----- Supplied material

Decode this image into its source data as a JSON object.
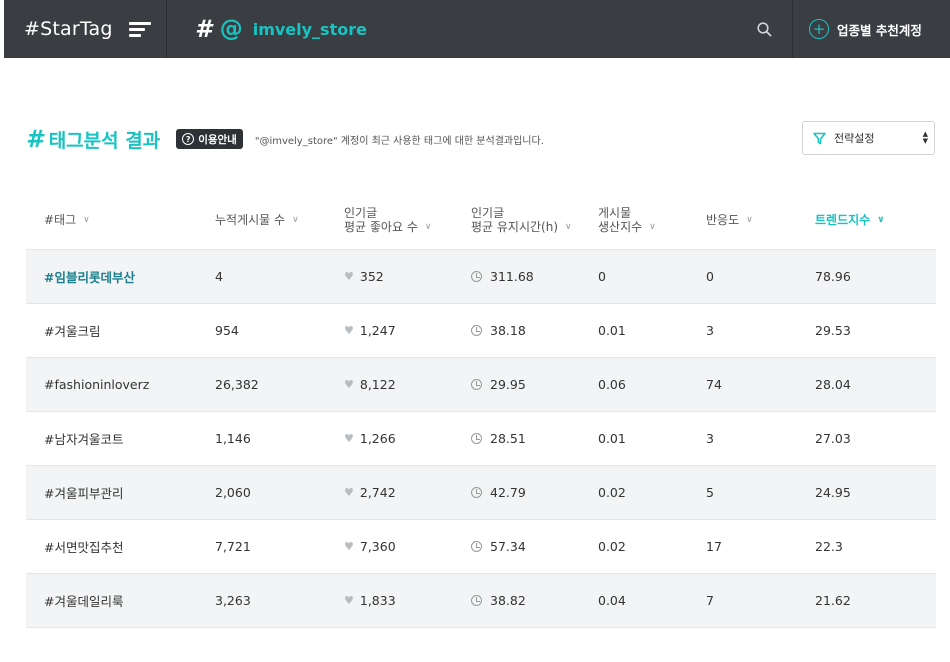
{
  "header": {
    "brand": "#StarTag",
    "hash_symbol": "#",
    "at_symbol": "@",
    "account": "imvely_store",
    "recommend_label": "업종별 추천계정"
  },
  "title": {
    "hash_symbol": "#",
    "text": "태그분석 결과",
    "guide_label": "이용안내",
    "guide_icon": "?",
    "description": "\"@imvely_store\" 계정이 최근 사용한 태그에 대한 분석결과입니다."
  },
  "strategy": {
    "label": "전략설정"
  },
  "table": {
    "columns": [
      {
        "line1": "#태그",
        "line2": ""
      },
      {
        "line1": "누적게시물 수",
        "line2": ""
      },
      {
        "line1": "인기글",
        "line2": "평균 좋아요 수"
      },
      {
        "line1": "인기글",
        "line2": "평균 유지시간(h)"
      },
      {
        "line1": "게시물",
        "line2": "생산지수"
      },
      {
        "line1": "반응도",
        "line2": ""
      },
      {
        "line1": "트렌드지수",
        "line2": ""
      }
    ],
    "rows": [
      {
        "tag": "#임블리롯데부산",
        "posts": "4",
        "likes": "352",
        "hours": "311.68",
        "production": "0",
        "reaction": "0",
        "trend": "78.96"
      },
      {
        "tag": "#겨울크림",
        "posts": "954",
        "likes": "1,247",
        "hours": "38.18",
        "production": "0.01",
        "reaction": "3",
        "trend": "29.53"
      },
      {
        "tag": "#fashioninloverz",
        "posts": "26,382",
        "likes": "8,122",
        "hours": "29.95",
        "production": "0.06",
        "reaction": "74",
        "trend": "28.04"
      },
      {
        "tag": "#남자겨울코트",
        "posts": "1,146",
        "likes": "1,266",
        "hours": "28.51",
        "production": "0.01",
        "reaction": "3",
        "trend": "27.03"
      },
      {
        "tag": "#겨울피부관리",
        "posts": "2,060",
        "likes": "2,742",
        "hours": "42.79",
        "production": "0.02",
        "reaction": "5",
        "trend": "24.95"
      },
      {
        "tag": "#서면맛집추천",
        "posts": "7,721",
        "likes": "7,360",
        "hours": "57.34",
        "production": "0.02",
        "reaction": "17",
        "trend": "22.3"
      },
      {
        "tag": "#겨울데일리룩",
        "posts": "3,263",
        "likes": "1,833",
        "hours": "38.82",
        "production": "0.04",
        "reaction": "7",
        "trend": "21.62"
      }
    ]
  },
  "colors": {
    "accent": "#19c3c2",
    "nav_bg": "#3a3e43",
    "row_shade": "#f3f4f5"
  },
  "icons": {
    "menu": "hamburger-icon",
    "search": "search-icon",
    "add": "plus-circle-icon",
    "filter": "filter-icon",
    "heart": "heart-icon",
    "clock": "clock-icon",
    "chevron": "chevron-down-icon"
  }
}
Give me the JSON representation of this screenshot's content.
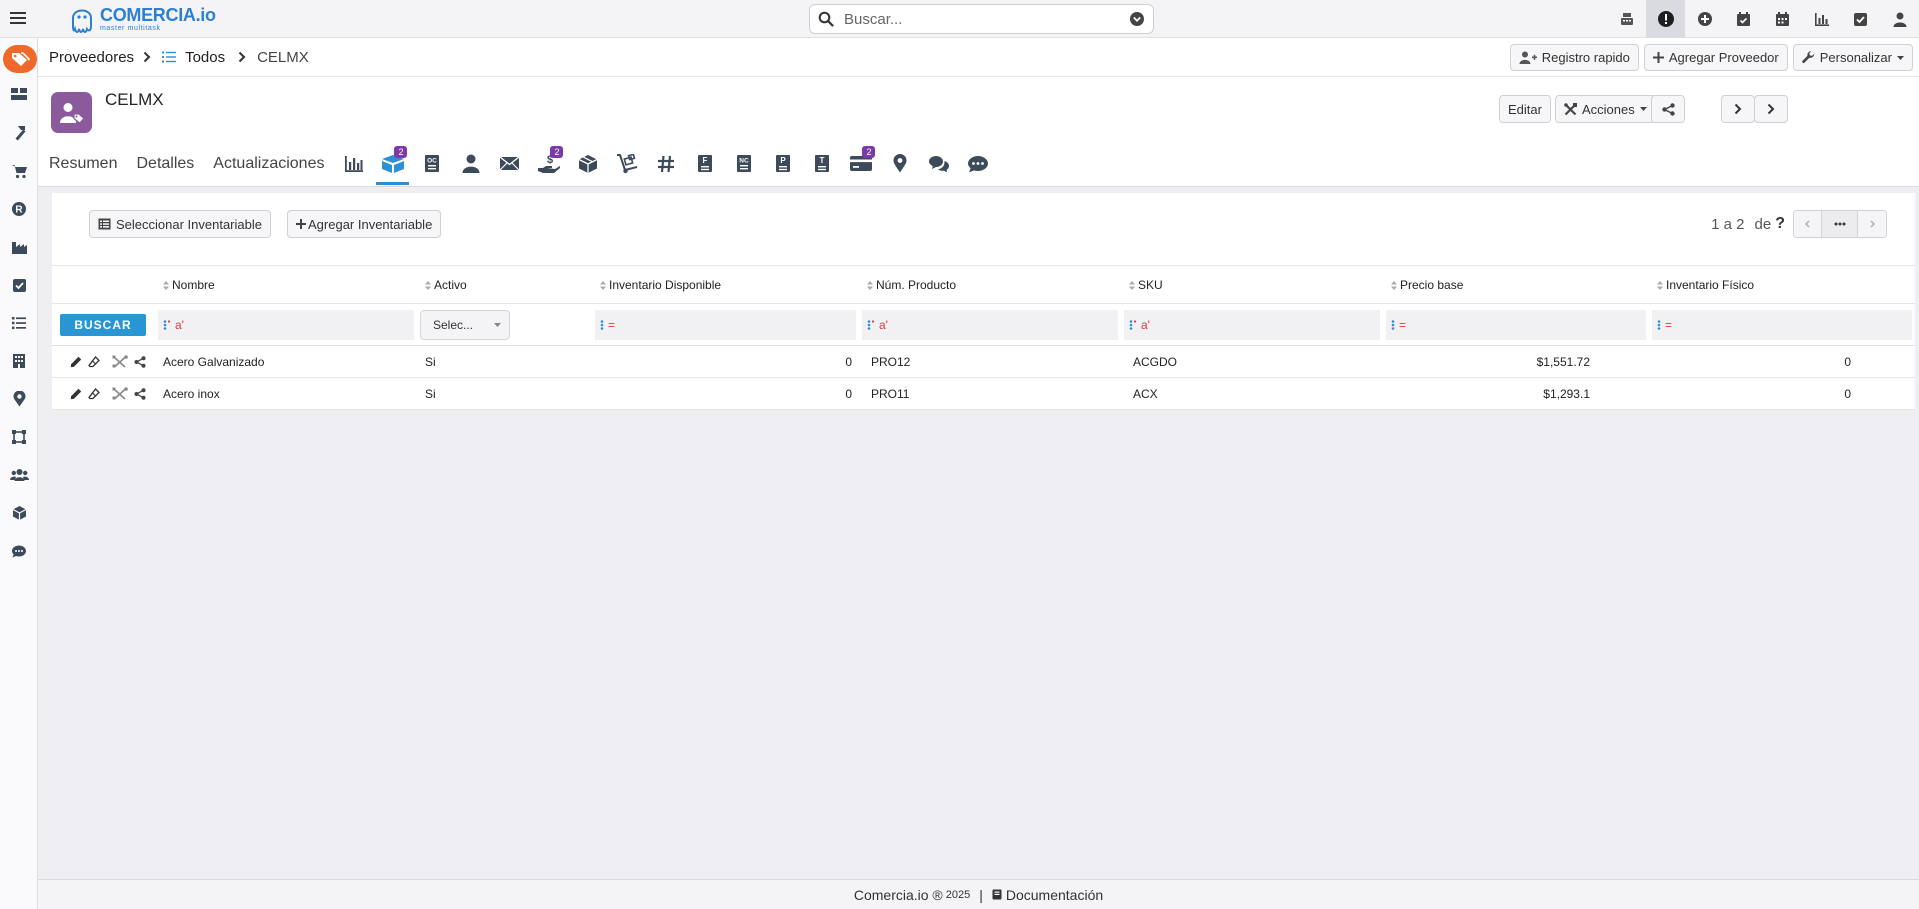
{
  "app": {
    "brand_name": "COMERCIA.io",
    "brand_tagline": "master multitask",
    "brand_color": "#2b7fd4"
  },
  "search": {
    "placeholder": "Buscar..."
  },
  "breadcrumb": {
    "root": "Proveedores",
    "list": "Todos",
    "current": "CELMX"
  },
  "header_actions": {
    "quick_register": "Registro rapido",
    "add_supplier": "Agregar Proveedor",
    "customize": "Personalizar"
  },
  "record": {
    "title": "CELMX",
    "edit_label": "Editar",
    "actions_label": "Acciones",
    "tabs": {
      "summary": "Resumen",
      "details": "Detalles",
      "updates": "Actualizaciones"
    },
    "badges": {
      "inventory": "2",
      "payments": "2",
      "cards": "2"
    },
    "accent_color": "#8a5a9c"
  },
  "toolbar": {
    "select_label": "Seleccionar Inventariable",
    "add_label": "Agregar Inventariable"
  },
  "pager": {
    "range": "1 a 2",
    "of_label": "de",
    "help": "?"
  },
  "table": {
    "columns": [
      "Nombre",
      "Activo",
      "Inventario Disponible",
      "Núm. Producto",
      "SKU",
      "Precio base",
      "Inventario Físico"
    ],
    "filter": {
      "search_label": "BUSCAR",
      "select_placeholder": "Selec...",
      "text_op": "a'",
      "num_op": "="
    },
    "rows": [
      [
        "Acero Galvanizado",
        "Si",
        "0",
        "PRO12",
        "ACGDO",
        "$1,551.72",
        "0"
      ],
      [
        "Acero inox",
        "Si",
        "0",
        "PRO11",
        "ACX",
        "$1,293.1",
        "0"
      ]
    ]
  },
  "footer": {
    "brand": "Comercia.io ®",
    "year": "2025",
    "separator": "|",
    "docs": "Documentación"
  }
}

----------

__Work to complete__:
Copy everything in the records above except the pictures, exactly as written.

__Solution to the problem__:
Decode this image into its source data as a JSON object.
{
  "header": {
    "brand": "#StarTag",
    "hash_symbol": "#",
    "at_symbol": "@",
    "account": "imvely_store",
    "recommend_label": "업종별 추천계정"
  },
  "title": {
    "hash_symbol": "#",
    "text": "태그분석 결과",
    "guide_label": "이용안내",
    "guide_icon": "?",
    "description": "\"@imvely_store\" 계정이 최근 사용한 태그에 대한 분석결과입니다."
  },
  "strategy": {
    "label": "전략설정"
  },
  "table": {
    "columns": [
      {
        "line1": "#태그",
        "line2": ""
      },
      {
        "line1": "누적게시물 수",
        "line2": ""
      },
      {
        "line1": "인기글",
        "line2": "평균 좋아요 수"
      },
      {
        "line1": "인기글",
        "line2": "평균 유지시간(h)"
      },
      {
        "line1": "게시물",
        "line2": "생산지수"
      },
      {
        "line1": "반응도",
        "line2": ""
      },
      {
        "line1": "트렌드지수",
        "line2": ""
      }
    ],
    "rows": [
      {
        "tag": "#임블리롯데부산",
        "posts": "4",
        "likes": "352",
        "hours": "311.68",
        "production": "0",
        "reaction": "0",
        "trend": "78.96"
      },
      {
        "tag": "#겨울크림",
        "posts": "954",
        "likes": "1,247",
        "hours": "38.18",
        "production": "0.01",
        "reaction": "3",
        "trend": "29.53"
      },
      {
        "tag": "#fashioninloverz",
        "posts": "26,382",
        "likes": "8,122",
        "hours": "29.95",
        "production": "0.06",
        "reaction": "74",
        "trend": "28.04"
      },
      {
        "tag": "#남자겨울코트",
        "posts": "1,146",
        "likes": "1,266",
        "hours": "28.51",
        "production": "0.01",
        "reaction": "3",
        "trend": "27.03"
      },
      {
        "tag": "#겨울피부관리",
        "posts": "2,060",
        "likes": "2,742",
        "hours": "42.79",
        "production": "0.02",
        "reaction": "5",
        "trend": "24.95"
      },
      {
        "tag": "#서면맛집추천",
        "posts": "7,721",
        "likes": "7,360",
        "hours": "57.34",
        "production": "0.02",
        "reaction": "17",
        "trend": "22.3"
      },
      {
        "tag": "#겨울데일리룩",
        "posts": "3,263",
        "likes": "1,833",
        "hours": "38.82",
        "production": "0.04",
        "reaction": "7",
        "trend": "21.62"
      }
    ]
  },
  "colors": {
    "accent": "#19c3c2",
    "nav_bg": "#3a3e43",
    "row_shade": "#f3f4f5"
  },
  "icons": {
    "menu": "hamburger-icon",
    "search": "search-icon",
    "add": "plus-circle-icon",
    "filter": "filter-icon",
    "heart": "heart-icon",
    "clock": "clock-icon",
    "chevron": "chevron-down-icon"
  }
}
Give me the JSON representation of this screenshot's content.
{
  "app": {
    "brand_name": "COMERCIA.io",
    "brand_tagline": "master multitask",
    "brand_color": "#2b7fd4"
  },
  "search": {
    "placeholder": "Buscar..."
  },
  "breadcrumb": {
    "root": "Proveedores",
    "list": "Todos",
    "current": "CELMX"
  },
  "header_actions": {
    "quick_register": "Registro rapido",
    "add_supplier": "Agregar Proveedor",
    "customize": "Personalizar"
  },
  "record": {
    "title": "CELMX",
    "edit_label": "Editar",
    "actions_label": "Acciones",
    "tabs": {
      "summary": "Resumen",
      "details": "Detalles",
      "updates": "Actualizaciones"
    },
    "badges": {
      "inventory": "2",
      "payments": "2",
      "cards": "2"
    },
    "accent_color": "#8a5a9c"
  },
  "toolbar": {
    "select_label": "Seleccionar Inventariable",
    "add_label": "Agregar Inventariable"
  },
  "pager": {
    "range": "1 a 2",
    "of_label": "de",
    "help": "?"
  },
  "table": {
    "columns": [
      "Nombre",
      "Activo",
      "Inventario Disponible",
      "Núm. Producto",
      "SKU",
      "Precio base",
      "Inventario Físico"
    ],
    "filter": {
      "search_label": "BUSCAR",
      "select_placeholder": "Selec...",
      "text_op": "a'",
      "num_op": "="
    },
    "rows": [
      [
        "Acero Galvanizado",
        "Si",
        "0",
        "PRO12",
        "ACGDO",
        "$1,551.72",
        "0"
      ],
      [
        "Acero inox",
        "Si",
        "0",
        "PRO11",
        "ACX",
        "$1,293.1",
        "0"
      ]
    ]
  },
  "footer": {
    "brand": "Comercia.io ®",
    "year": "2025",
    "separator": "|",
    "docs": "Documentación"
  }
}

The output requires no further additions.